PROBLEM :: Take every line that has the string "Demerath" and copy it out.

RAW DATA ::
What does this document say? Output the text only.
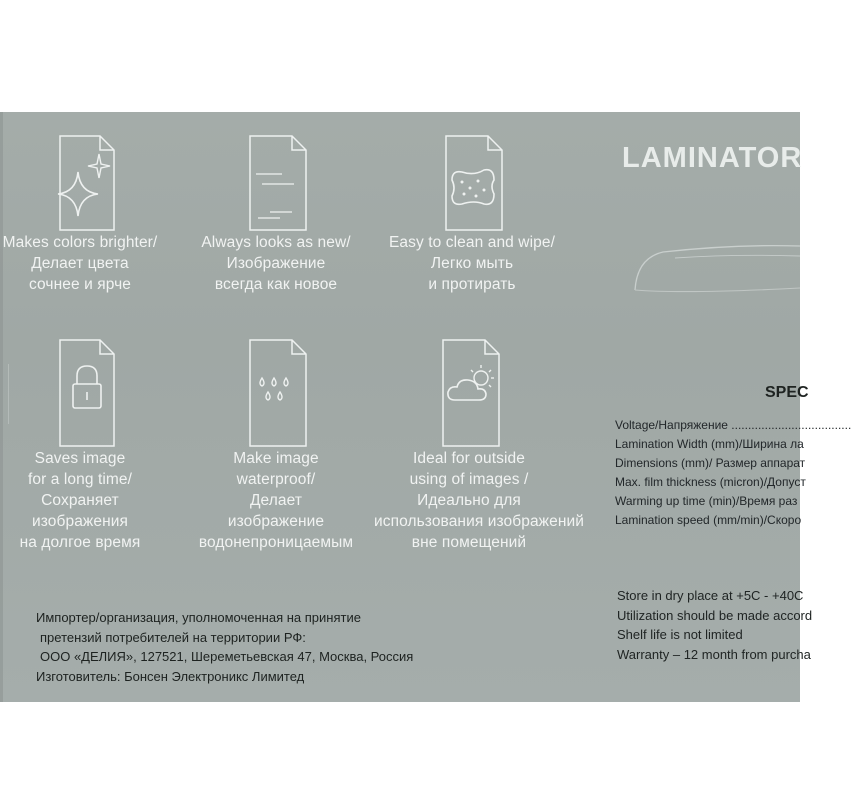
Makes colors brighter/
Делает цвета
сочнее и ярче
Always looks as new/
Изображение
всегда как новое
Easy to clean and wipe/
Легко мыть
и протирать
Saves image
for a long time/
Сохраняет
изображения
на долгое время
Make image
waterproof/
Делает
изображение
водонепроницаемым
Ideal for outside
using of images /
Идеально для
использования изображений
вне помещений
LAMINATOR
SPEC
Voltage/Напряжение ....................................
Lamination Width (mm)/Ширина ла
Dimensions (mm)/ Размер аппарат
Max. film thickness (micron)/Допуст
Warming up time (min)/Время раз
Lamination speed (mm/min)/Скоро
Store in dry place at +5C - +40C
Utilization should be made accord
Shelf life is not limited
Warranty – 12 month from purcha
Импортер/организация, уполномоченная на принятие
претензий потребителей на территории РФ:
ООО «ДЕЛИЯ», 127521, Шереметьевская 47, Москва, Россия
Изготовитель: Бонсен Электроникс Лимитед
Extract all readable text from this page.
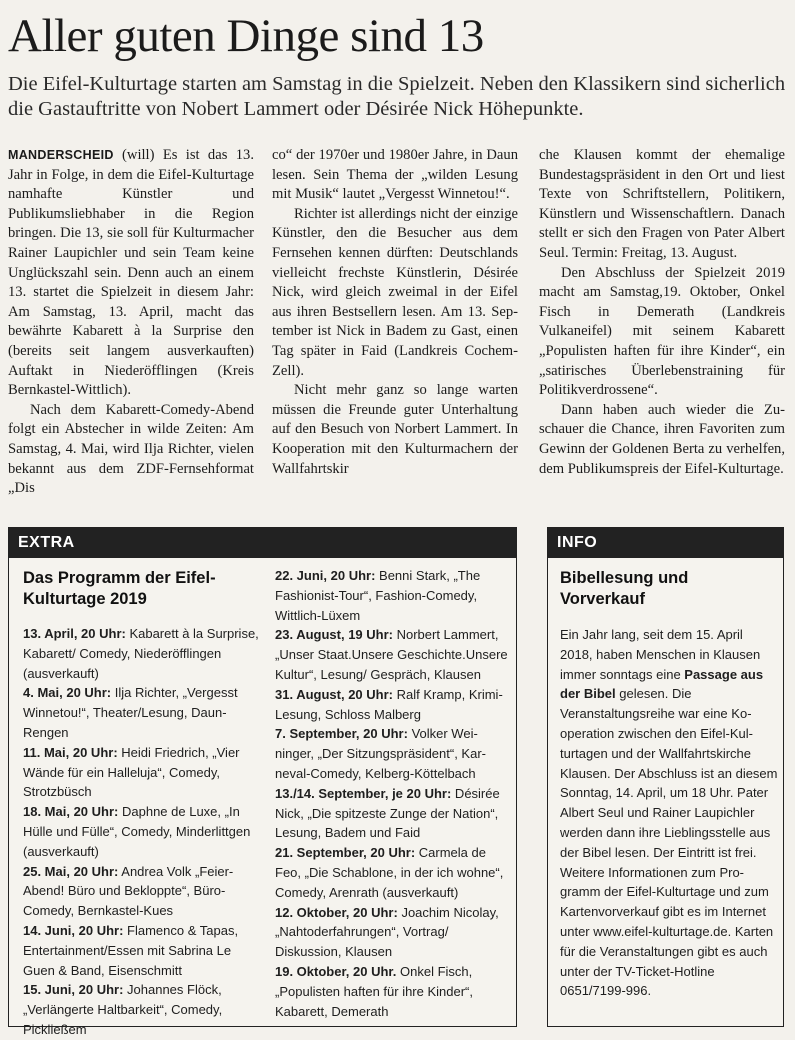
Aller guten Dinge sind 13
Die Eifel-Kulturtage starten am Samstag in die Spielzeit. Neben den Klassikern sind sicherlich die Gastauftritte von Nobert Lammert oder Désirée Nick Höhepunkte.

MANDERSCHEID (will) Es ist das 13. Jahr in Folge, in dem die Eifel-Kulturtage namhafte Künstler und Publikumsliebhaber in die Region bringen. Die 13, sie soll für Kulturmacher Rainer Laupichler und sein Team keine Unglückszahl sein. Denn auch an einem 13. startet die Spielzeit in diesem Jahr: Am Samstag, 13. April, macht das bewährte Kabarett à la Surprise den (bereits seit langem ausverkauften) Auftakt in Niederöfflingen (Kreis Bernkastel-Wittlich).

Nach dem Kabarett-Comedy-Abend folgt ein Abstecher in wilde Zeiten: Am Samstag, 4. Mai, wird Ilja Richter, vielen bekannt aus dem ZDF-Fernsehformat „Dis

co“ der 1970er und 1980er Jahre, in Daun lesen. Sein Thema der „wilden Lesung mit Musik“ lautet „Vergesst Winnetou!“.

Richter ist allerdings nicht der einzige Künstler, den die Besucher aus dem Fernsehen kennen dürften: Deutschlands vielleicht frechste Künstlerin, Désirée Nick, wird gleich zweimal in der Eifel aus ihren Bestsellern lesen. Am 13. September ist Nick in Badem zu Gast, einen Tag später in Faid (Landkreis Cochem-Zell).

Nicht mehr ganz so lange warten müssen die Freunde guter Unterhaltung auf den Besuch von Norbert Lammert. In Kooperation mit den Kulturmachern der Wallfahrtskir

che Klausen kommt der ehemalige Bundestagspräsident in den Ort und liest Texte von Schriftstellern, Politikern, Künstlern und Wissenschaftlern. Danach stellt er sich den Fragen von Pater Albert Seul. Termin: Freitag, 13. August.

Den Abschluss der Spielzeit 2019 macht am Samstag,19. Oktober, Onkel Fisch in Demerath (Landkreis Vulkaneifel) mit seinem Kabarett „Populisten haften für ihre Kinder“, ein „satirisches Überlebenstraining für Politikverdrossene“.

Dann haben auch wieder die Zuschauer die Chance, ihren Favoriten zum Gewinn der Goldenen Berta zu verhelfen, dem Publikumspreis der Eifel-Kulturtage.

EXTRA
Das Programm der Eifel-Kulturtage 2019

13. April, 20 Uhr: Kabarett à la Surprise, Kabarett/ Comedy, Niederöfflingen (ausverkauft)

4. Mai, 20 Uhr: Ilja Richter, „Vergesst Winnetou!“, Theater/Lesung, Daun-Rengen

11. Mai, 20 Uhr: Heidi Friedrich, „Vier Wände für ein Halleluja“, Comedy, Strotzbüsch

18. Mai, 20 Uhr: Daphne de Luxe, „In Hülle und Fülle“, Comedy, Minderlittgen (ausverkauft)

25. Mai, 20 Uhr: Andrea Volk „Feier-Abend! Büro und Bekloppte“, Büro-Comedy, Bernkastel-Kues

14. Juni, 20 Uhr: Flamenco & Tapas, Entertainment/Essen mit Sabrina Le Guen & Band, Eisenschmitt

15. Juni, 20 Uhr: Johannes Flöck, „Verlängerte Haltbarkeit“, Comedy, Pickließem

22. Juni, 20 Uhr: Benni Stark, „The Fashionist-Tour“, Fashion-Comedy, Wittlich-Lüxem

23. August, 19 Uhr: Norbert Lammert, „Unser Staat.Unsere Geschichte.Unsere Kultur“, Lesung/ Gespräch, Klausen

31. August, 20 Uhr: Ralf Kramp, Krimi-Lesung, Schloss Malberg

7. September, 20 Uhr: Volker Weininger, „Der Sitzungspräsident“, Karneval-Comedy, Kelberg-Köttelbach

13./14. September, je 20 Uhr: Désirée Nick, „Die spitzeste Zunge der Nation“, Lesung, Badem und Faid

21. September, 20 Uhr: Carmela de Feo, „Die Schablone, in der ich wohne“, Comedy, Arenrath (ausverkauft)

12. Oktober, 20 Uhr: Joachim Nicolay, „Nahtoderfahrungen“, Vortrag/ Diskussion, Klausen

19. Oktober, 20 Uhr. Onkel Fisch, „Populisten haften für ihre Kinder“, Kabarett, Demerath

INFO
Bibellesung und Vorverkauf

Ein Jahr lang, seit dem 15. April 2018, haben Menschen in Klausen immer sonntags eine Passage aus der Bibel gelesen. Die Veranstaltungsreihe war eine Kooperation zwischen den Eifel-Kulturtagen und der Wallfahrtskirche Klausen. Der Abschluss ist an diesem Sonntag, 14. April, um 18 Uhr. Pater Albert Seul und Rainer Laupichler werden dann ihre Lieblingsstelle aus der Bibel lesen. Der Eintritt ist frei.

Weitere Informationen zum Programm der Eifel-Kulturtage und zum Kartenvorverkauf gibt es im Internet unter www.eifel-kulturtage.de. Karten für die Veranstaltungen gibt es auch unter der TV-Ticket-Hotline 0651/7199-996.
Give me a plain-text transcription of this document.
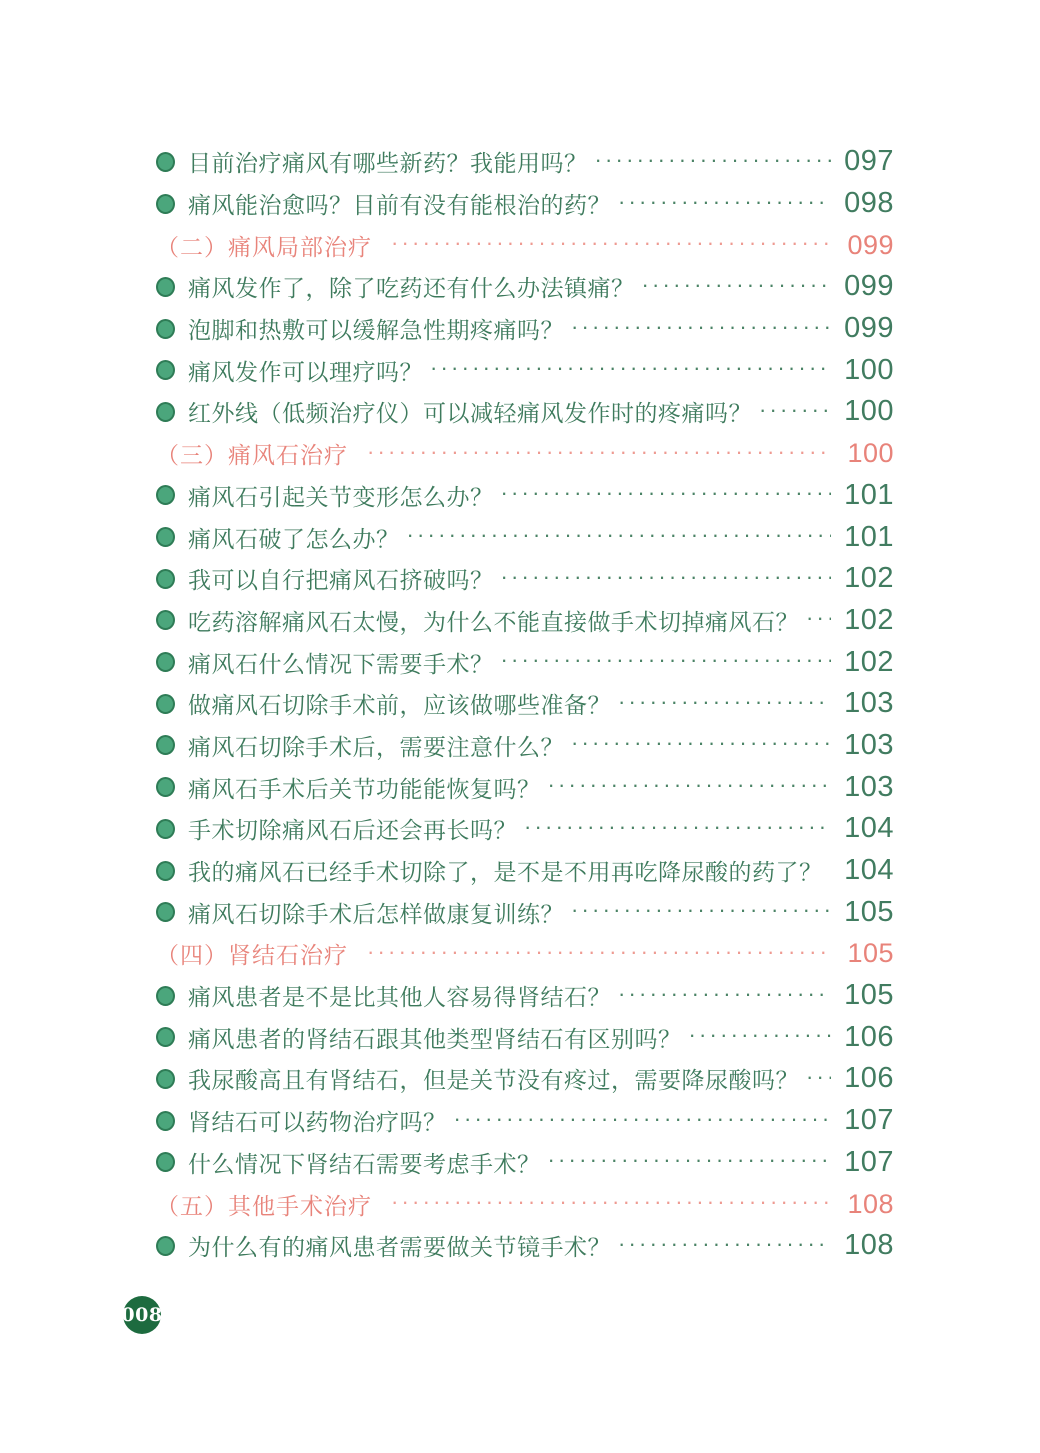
目前治疗痛风有哪些新药？我能用吗？ ·····	097
痛风能治愈吗？目前有没有能根治的药？ ·····	098
（二）痛风局部治疗 ·····	099
痛风发作了，除了吃药还有什么办法镇痛？ ·····	099
泡脚和热敷可以缓解急性期疼痛吗？ ·····	099
痛风发作可以理疗吗？ ·····	100
红外线（低频治疗仪）可以减轻痛风发作时的疼痛吗？ ·····	100
（三）痛风石治疗 ·····	100
痛风石引起关节变形怎么办？ ·····	101
痛风石破了怎么办？ ·····	101
我可以自行把痛风石挤破吗？ ·····	102
吃药溶解痛风石太慢，为什么不能直接做手术切掉痛风石？ ····· 102
痛风石什么情况下需要手术？ ·····	102
做痛风石切除手术前，应该做哪些准备？ ·····	103
痛风石切除手术后，需要注意什么？ ·····	103
痛风石手术后关节功能能恢复吗？ ·····	103
手术切除痛风石后还会再长吗？ ·····	104
我的痛风石已经手术切除了，是不是不用再吃降尿酸的药了？ ····· 104
痛风石切除手术后怎样做康复训练？ ·····	105
（四）肾结石治疗 ·····	105
痛风患者是不是比其他人容易得肾结石？ ·····	105
痛风患者的肾结石跟其他类型肾结石有区别吗？ ·····	106
我尿酸高且有肾结石，但是关节没有疼过，需要降尿酸吗？ ····· 106
肾结石可以药物治疗吗？ ·····	107
什么情况下肾结石需要考虑手术？ ·····	107
（五）其他手术治疗 ·····	108
为什么有的痛风患者需要做关节镜手术？ ·····	108
008
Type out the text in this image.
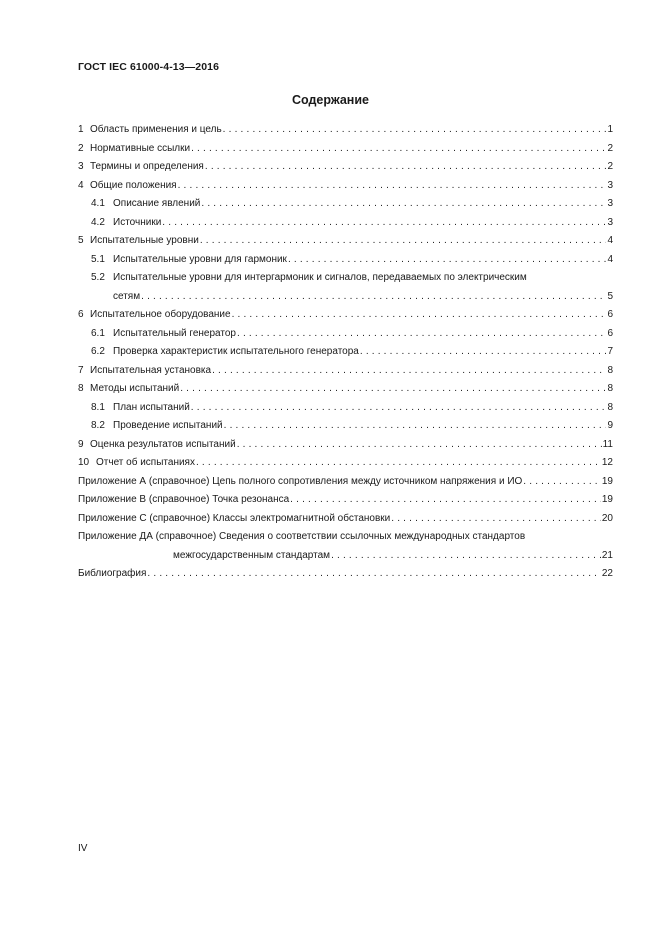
ГОСТ IEC 61000-4-13—2016
Содержание
1 Область применения и цель . . .	1
2 Нормативные ссылки . . .	2
3 Термины и определения . . .	2
4 Общие положения . . .	3
4.1 Описание явлений . . .	3
4.2 Источники . . .	3
5 Испытательные уровни . . .	4
5.1 Испытательные уровни для гармоник . . .	4
5.2 Испытательные уровни для интергармоник и сигналов, передаваемых по электрическим
сетям . . .	5
6 Испытательное оборудование . . .	6
6.1 Испытательный генератор . . .	6
6.2 Проверка характеристик испытательного генератора . . .	7
7 Испытательная установка . . .	8
8 Методы испытаний . . .	8
8.1 План испытаний . . .	8
8.2 Проведение испытаний . . .	9
9 Оценка результатов испытаний . . .	11
10 Отчет об испытаниях . . .	12
Приложение А (справочное) Цепь полного сопротивления между источником напряжения и ИО . . .	19
Приложение В (справочное) Точка резонанса . . .	19
Приложение С (справочное) Классы электромагнитной обстановки . . .	20
Приложение ДА (справочное) Сведения о соответствии ссылочных международных стандартов
межгосударственным стандартам . . .	21
Библиография . . .	22
IV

EXPECTED ANSWER ::
Den Abschluss der Spielzeit 2019 macht am Samstag,19. Oktober, Onkel Fisch in Demerath (Landkreis Vulkaneifel) mit seinem Kabarett „Populisten haften für ihre Kinder“, ein „satirisches Überlebenstraining für Politikverdrossene“.
19. Oktober, 20 Uhr. Onkel Fisch, „Populisten haften für ihre Kinder“, Kabarett, Demerath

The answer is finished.